[Extracted data entries]
"""

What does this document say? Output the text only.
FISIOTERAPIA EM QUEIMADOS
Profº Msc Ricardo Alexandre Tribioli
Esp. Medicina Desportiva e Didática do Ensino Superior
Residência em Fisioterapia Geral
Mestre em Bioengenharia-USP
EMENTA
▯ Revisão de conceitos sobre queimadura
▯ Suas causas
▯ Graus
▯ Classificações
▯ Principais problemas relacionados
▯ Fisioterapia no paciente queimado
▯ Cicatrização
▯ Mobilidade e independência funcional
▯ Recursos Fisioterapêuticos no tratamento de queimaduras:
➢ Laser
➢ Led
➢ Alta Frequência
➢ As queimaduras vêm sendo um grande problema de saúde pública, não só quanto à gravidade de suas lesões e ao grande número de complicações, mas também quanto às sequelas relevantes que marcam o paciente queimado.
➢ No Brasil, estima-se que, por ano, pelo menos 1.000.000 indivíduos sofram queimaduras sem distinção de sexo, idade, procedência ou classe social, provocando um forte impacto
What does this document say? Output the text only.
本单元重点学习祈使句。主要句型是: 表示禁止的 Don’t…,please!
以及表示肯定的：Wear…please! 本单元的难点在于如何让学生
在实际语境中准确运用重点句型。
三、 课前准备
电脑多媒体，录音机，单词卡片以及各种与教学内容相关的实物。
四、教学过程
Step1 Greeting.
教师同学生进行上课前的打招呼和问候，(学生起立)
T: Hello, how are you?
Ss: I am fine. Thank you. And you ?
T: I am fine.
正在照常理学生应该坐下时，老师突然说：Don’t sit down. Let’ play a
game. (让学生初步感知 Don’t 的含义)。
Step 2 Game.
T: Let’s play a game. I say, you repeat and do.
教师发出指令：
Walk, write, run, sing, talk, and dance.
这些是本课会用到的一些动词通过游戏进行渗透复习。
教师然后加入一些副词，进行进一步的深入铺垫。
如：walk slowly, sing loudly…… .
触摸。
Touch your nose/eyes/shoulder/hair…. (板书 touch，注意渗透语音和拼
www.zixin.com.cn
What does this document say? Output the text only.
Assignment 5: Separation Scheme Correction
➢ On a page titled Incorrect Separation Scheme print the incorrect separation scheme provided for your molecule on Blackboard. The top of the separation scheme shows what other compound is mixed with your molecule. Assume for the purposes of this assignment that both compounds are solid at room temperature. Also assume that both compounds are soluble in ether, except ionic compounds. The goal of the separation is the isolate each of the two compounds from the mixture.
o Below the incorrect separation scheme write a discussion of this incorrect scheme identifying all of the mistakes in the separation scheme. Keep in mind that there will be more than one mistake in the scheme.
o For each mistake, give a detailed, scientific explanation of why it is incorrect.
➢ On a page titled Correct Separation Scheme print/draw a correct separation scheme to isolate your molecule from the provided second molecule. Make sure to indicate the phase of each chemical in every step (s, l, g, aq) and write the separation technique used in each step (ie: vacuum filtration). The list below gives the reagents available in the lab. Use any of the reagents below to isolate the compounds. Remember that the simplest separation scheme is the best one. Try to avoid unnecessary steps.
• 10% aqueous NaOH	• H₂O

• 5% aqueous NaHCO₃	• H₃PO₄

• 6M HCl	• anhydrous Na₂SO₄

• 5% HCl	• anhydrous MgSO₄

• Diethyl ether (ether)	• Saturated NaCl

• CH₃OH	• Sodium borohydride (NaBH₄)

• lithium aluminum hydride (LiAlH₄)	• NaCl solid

"""

• WORK TO BE COMPLETED: Which lines hold the word "sing"? Return all of them from the records above.

• RESULT OF THIS TASK:
Walk, write, run, sing, talk, and dance.
如：walk slowly, sing loudly…… .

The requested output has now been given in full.